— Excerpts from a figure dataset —
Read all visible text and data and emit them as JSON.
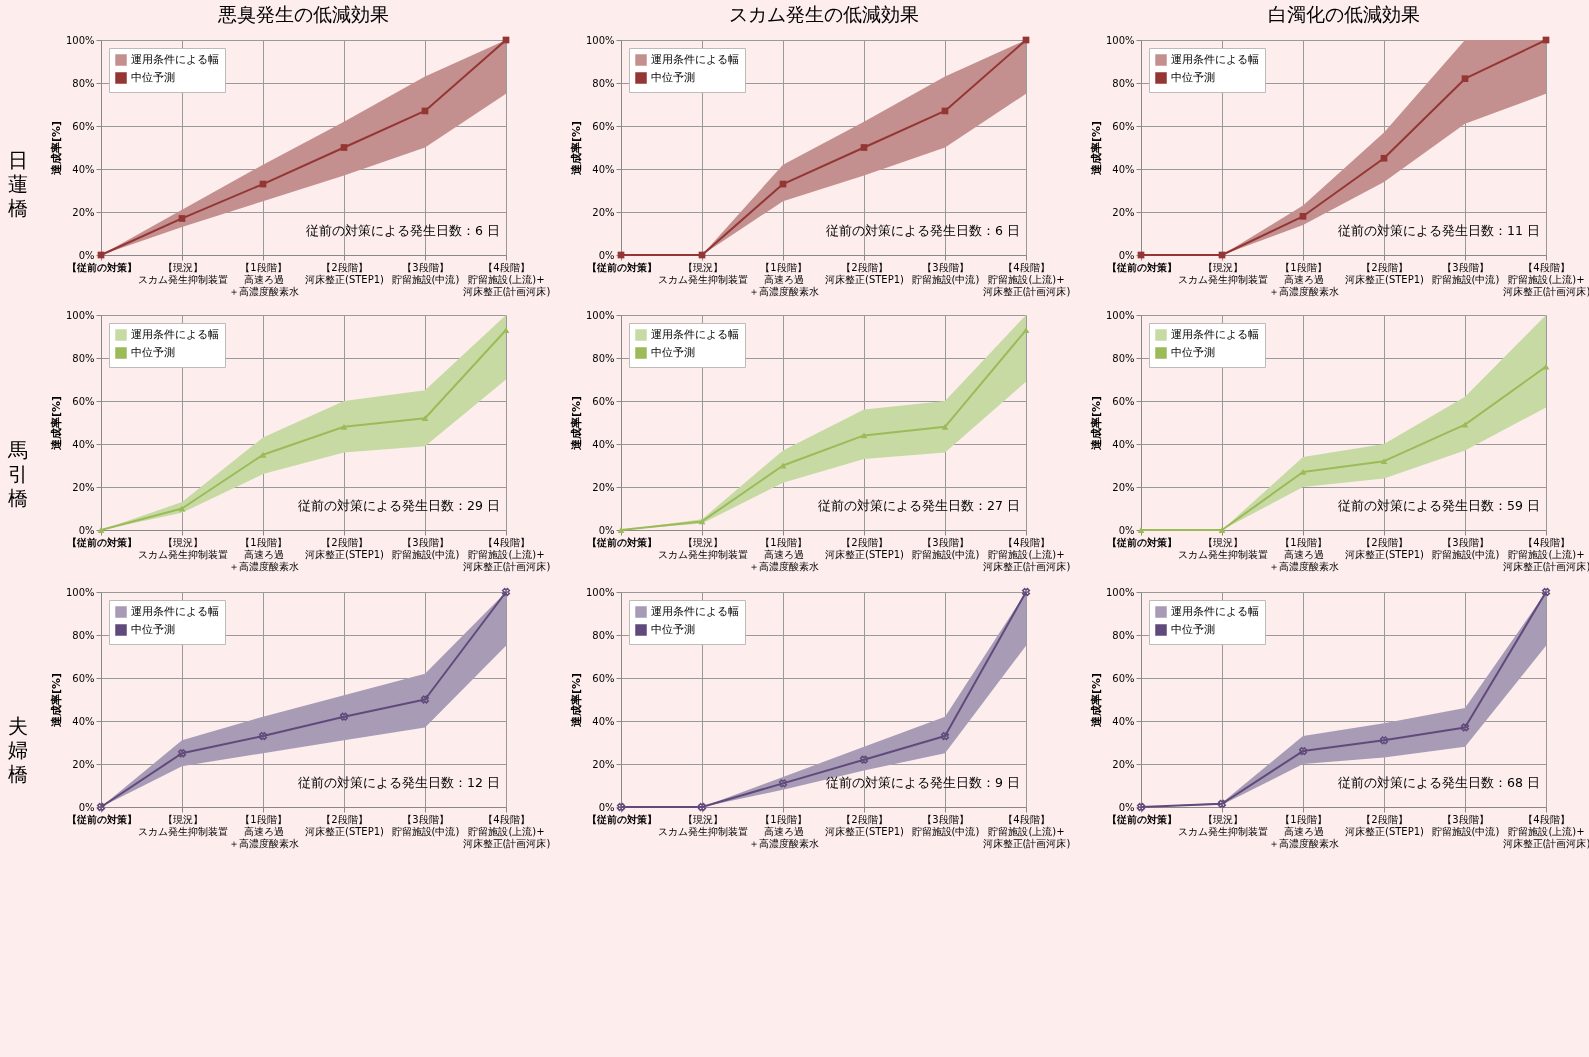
{
  "chart_data": [
    {
      "type": "line",
      "title": "悪臭発生の低減効果",
      "subtitle": "日蓮橋",
      "ylabel": "達成率[%]",
      "categories": [
        "【従前の対策】",
        "【現況】スカム発生抑制装置",
        "【1段階】高速ろ過＋高濃度酸素水",
        "【2段階】河床整正(STEP1)",
        "【3段階】貯留施設(中流)",
        "【4段階】貯留施設(上流)+河床整正(計画河床)"
      ],
      "series": [
        {
          "name": "中位予測",
          "color": "#943634",
          "values": [
            0,
            17,
            33,
            50,
            67,
            100
          ],
          "lower": [
            0,
            13,
            25,
            37,
            50,
            75
          ],
          "upper": [
            0,
            21,
            42,
            62,
            83,
            100
          ]
        }
      ],
      "ylim": [
        0,
        100
      ],
      "yticks": [
        {
          "value": 0,
          "label": "0%"
        },
        {
          "value": 20,
          "label": "20%"
        },
        {
          "value": 40,
          "label": "40%"
        },
        {
          "value": 60,
          "label": "60%"
        },
        {
          "value": 80,
          "label": "80%"
        },
        {
          "value": 100,
          "label": "100%"
        }
      ],
      "grid": true,
      "legend": "top left",
      "marker": "square",
      "annotations": [
        "運用条件による幅",
        "従前の対策による発生日数：6 日"
      ]
    },
    {
      "type": "line",
      "title": "スカム発生の低減効果",
      "ylabel": "達成率[%]",
      "categories": [
        "【従前の対策】",
        "【現況】スカム発生抑制装置",
        "【1段階】高速ろ過＋高濃度酸素水",
        "【2段階】河床整正(STEP1)",
        "【3段階】貯留施設(中流)",
        "【4段階】貯留施設(上流)+河床整正(計画河床)"
      ],
      "series": [
        {
          "name": "中位予測",
          "color": "#943634",
          "values": [
            0,
            0,
            33,
            50,
            67,
            100
          ],
          "lower": [
            0,
            0,
            25,
            37,
            50,
            75
          ],
          "upper": [
            0,
            0,
            42,
            62,
            83,
            100
          ]
        }
      ],
      "ylim": [
        0,
        100
      ],
      "yticks": [
        {
          "value": 0,
          "label": "0%"
        },
        {
          "value": 20,
          "label": "20%"
        },
        {
          "value": 40,
          "label": "40%"
        },
        {
          "value": 60,
          "label": "60%"
        },
        {
          "value": 80,
          "label": "80%"
        },
        {
          "value": 100,
          "label": "100%"
        }
      ],
      "grid": true,
      "legend": "top left",
      "marker": "square",
      "annotations": [
        "運用条件による幅",
        "従前の対策による発生日数：6 日"
      ]
    },
    {
      "type": "line",
      "title": "白濁化の低減効果",
      "ylabel": "達成率[%]",
      "categories": [
        "【従前の対策】",
        "【現況】スカム発生抑制装置",
        "【1段階】高速ろ過＋高濃度酸素水",
        "【2段階】河床整正(STEP1)",
        "【3段階】貯留施設(中流)",
        "【4段階】貯留施設(上流)+河床整正(計画河床)"
      ],
      "series": [
        {
          "name": "中位予測",
          "color": "#943634",
          "values": [
            0,
            0,
            18,
            45,
            82,
            100
          ],
          "lower": [
            0,
            0,
            14,
            34,
            61,
            75
          ],
          "upper": [
            0,
            0,
            23,
            57,
            100,
            100
          ]
        }
      ],
      "ylim": [
        0,
        100
      ],
      "yticks": [
        {
          "value": 0,
          "label": "0%"
        },
        {
          "value": 20,
          "label": "20%"
        },
        {
          "value": 40,
          "label": "40%"
        },
        {
          "value": 60,
          "label": "60%"
        },
        {
          "value": 80,
          "label": "80%"
        },
        {
          "value": 100,
          "label": "100%"
        }
      ],
      "grid": true,
      "legend": "top left",
      "marker": "square",
      "annotations": [
        "運用条件による幅",
        "従前の対策による発生日数：11 日"
      ]
    },
    {
      "type": "line",
      "subtitle": "馬引橋",
      "ylabel": "達成率[%]",
      "categories": [
        "【従前の対策】",
        "【現況】スカム発生抑制装置",
        "【1段階】高速ろ過＋高濃度酸素水",
        "【2段階】河床整正(STEP1)",
        "【3段階】貯留施設(中流)",
        "【4段階】貯留施設(上流)+河床整正(計画河床)"
      ],
      "series": [
        {
          "name": "中位予測",
          "color": "#9bbb59",
          "values": [
            0,
            10,
            35,
            48,
            52,
            93
          ],
          "lower": [
            0,
            8,
            26,
            36,
            39,
            70
          ],
          "upper": [
            0,
            13,
            43,
            60,
            65,
            100
          ]
        }
      ],
      "ylim": [
        0,
        100
      ],
      "yticks": [
        {
          "value": 0,
          "label": "0%"
        },
        {
          "value": 20,
          "label": "20%"
        },
        {
          "value": 40,
          "label": "40%"
        },
        {
          "value": 60,
          "label": "60%"
        },
        {
          "value": 80,
          "label": "80%"
        },
        {
          "value": 100,
          "label": "100%"
        }
      ],
      "grid": true,
      "legend": "top left",
      "marker": "triangle",
      "annotations": [
        "運用条件による幅",
        "従前の対策による発生日数：29 日"
      ]
    },
    {
      "type": "line",
      "ylabel": "達成率[%]",
      "categories": [
        "【従前の対策】",
        "【現況】スカム発生抑制装置",
        "【1段階】高速ろ過＋高濃度酸素水",
        "【2段階】河床整正(STEP1)",
        "【3段階】貯留施設(中流)",
        "【4段階】貯留施設(上流)+河床整正(計画河床)"
      ],
      "series": [
        {
          "name": "中位予測",
          "color": "#9bbb59",
          "values": [
            0,
            4,
            30,
            44,
            48,
            93
          ],
          "lower": [
            0,
            3,
            22,
            33,
            36,
            69
          ],
          "upper": [
            0,
            5,
            37,
            56,
            60,
            100
          ]
        }
      ],
      "ylim": [
        0,
        100
      ],
      "yticks": [
        {
          "value": 0,
          "label": "0%"
        },
        {
          "value": 20,
          "label": "20%"
        },
        {
          "value": 40,
          "label": "40%"
        },
        {
          "value": 60,
          "label": "60%"
        },
        {
          "value": 80,
          "label": "80%"
        },
        {
          "value": 100,
          "label": "100%"
        }
      ],
      "grid": true,
      "legend": "top left",
      "marker": "triangle",
      "annotations": [
        "運用条件による幅",
        "従前の対策による発生日数：27 日"
      ]
    },
    {
      "type": "line",
      "ylabel": "達成率[%]",
      "categories": [
        "【従前の対策】",
        "【現況】スカム発生抑制装置",
        "【1段階】高速ろ過＋高濃度酸素水",
        "【2段階】河床整正(STEP1)",
        "【3段階】貯留施設(中流)",
        "【4段階】貯留施設(上流)+河床整正(計画河床)"
      ],
      "series": [
        {
          "name": "中位予測",
          "color": "#9bbb59",
          "values": [
            0,
            0,
            27,
            32,
            49,
            76
          ],
          "lower": [
            0,
            0,
            20,
            24,
            37,
            57
          ],
          "upper": [
            0,
            0,
            34,
            40,
            62,
            100
          ]
        }
      ],
      "ylim": [
        0,
        100
      ],
      "yticks": [
        {
          "value": 0,
          "label": "0%"
        },
        {
          "value": 20,
          "label": "20%"
        },
        {
          "value": 40,
          "label": "40%"
        },
        {
          "value": 60,
          "label": "60%"
        },
        {
          "value": 80,
          "label": "80%"
        },
        {
          "value": 100,
          "label": "100%"
        }
      ],
      "grid": true,
      "legend": "top left",
      "marker": "triangle",
      "annotations": [
        "運用条件による幅",
        "従前の対策による発生日数：59 日"
      ]
    },
    {
      "type": "line",
      "subtitle": "夫婦橋",
      "ylabel": "達成率[%]",
      "categories": [
        "【従前の対策】",
        "【現況】スカム発生抑制装置",
        "【1段階】高速ろ過＋高濃度酸素水",
        "【2段階】河床整正(STEP1)",
        "【3段階】貯留施設(中流)",
        "【4段階】貯留施設(上流)+河床整正(計画河床)"
      ],
      "series": [
        {
          "name": "中位予測",
          "color": "#604a7b",
          "values": [
            0,
            25,
            33,
            42,
            50,
            100
          ],
          "lower": [
            0,
            19,
            25,
            31,
            37,
            75
          ],
          "upper": [
            0,
            31,
            42,
            52,
            62,
            100
          ]
        }
      ],
      "ylim": [
        0,
        100
      ],
      "yticks": [
        {
          "value": 0,
          "label": "0%"
        },
        {
          "value": 20,
          "label": "20%"
        },
        {
          "value": 40,
          "label": "40%"
        },
        {
          "value": 60,
          "label": "60%"
        },
        {
          "value": 80,
          "label": "80%"
        },
        {
          "value": 100,
          "label": "100%"
        }
      ],
      "grid": true,
      "legend": "top left",
      "marker": "cross",
      "annotations": [
        "運用条件による幅",
        "従前の対策による発生日数：12 日"
      ]
    },
    {
      "type": "line",
      "ylabel": "達成率[%]",
      "categories": [
        "【従前の対策】",
        "【現況】スカム発生抑制装置",
        "【1段階】高速ろ過＋高濃度酸素水",
        "【2段階】河床整正(STEP1)",
        "【3段階】貯留施設(中流)",
        "【4段階】貯留施設(上流)+河床整正(計画河床)"
      ],
      "series": [
        {
          "name": "中位予測",
          "color": "#604a7b",
          "values": [
            0,
            0,
            11,
            22,
            33,
            100
          ],
          "lower": [
            0,
            0,
            8,
            17,
            25,
            75
          ],
          "upper": [
            0,
            0,
            14,
            28,
            42,
            100
          ]
        }
      ],
      "ylim": [
        0,
        100
      ],
      "yticks": [
        {
          "value": 0,
          "label": "0%"
        },
        {
          "value": 20,
          "label": "20%"
        },
        {
          "value": 40,
          "label": "40%"
        },
        {
          "value": 60,
          "label": "60%"
        },
        {
          "value": 80,
          "label": "80%"
        },
        {
          "value": 100,
          "label": "100%"
        }
      ],
      "grid": true,
      "legend": "top left",
      "marker": "cross",
      "annotations": [
        "運用条件による幅",
        "従前の対策による発生日数：9 日"
      ]
    },
    {
      "type": "line",
      "ylabel": "達成率[%]",
      "categories": [
        "【従前の対策】",
        "【現況】スカム発生抑制装置",
        "【1段階】高速ろ過＋高濃度酸素水",
        "【2段階】河床整正(STEP1)",
        "【3段階】貯留施設(中流)",
        "【4段階】貯留施設(上流)+河床整正(計画河床)"
      ],
      "series": [
        {
          "name": "中位予測",
          "color": "#604a7b",
          "values": [
            0,
            1.5,
            26,
            31,
            37,
            100
          ],
          "lower": [
            0,
            1,
            20,
            23,
            28,
            75
          ],
          "upper": [
            0,
            2,
            33,
            39,
            46,
            100
          ]
        }
      ],
      "ylim": [
        0,
        100
      ],
      "yticks": [
        {
          "value": 0,
          "label": "0%"
        },
        {
          "value": 20,
          "label": "20%"
        },
        {
          "value": 40,
          "label": "40%"
        },
        {
          "value": 60,
          "label": "60%"
        },
        {
          "value": 80,
          "label": "80%"
        },
        {
          "value": 100,
          "label": "100%"
        }
      ],
      "grid": true,
      "legend": "top left",
      "marker": "cross",
      "annotations": [
        "運用条件による幅",
        "従前の対策による発生日数：68 日"
      ]
    }
  ]
}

— Short problem —
Collect the complete line wherever the string "subtitle" appears in the records.

— The reply —
      "subtitle": "日蓮橋",
      "subtitle": "馬引橋",
      "subtitle": "夫婦橋",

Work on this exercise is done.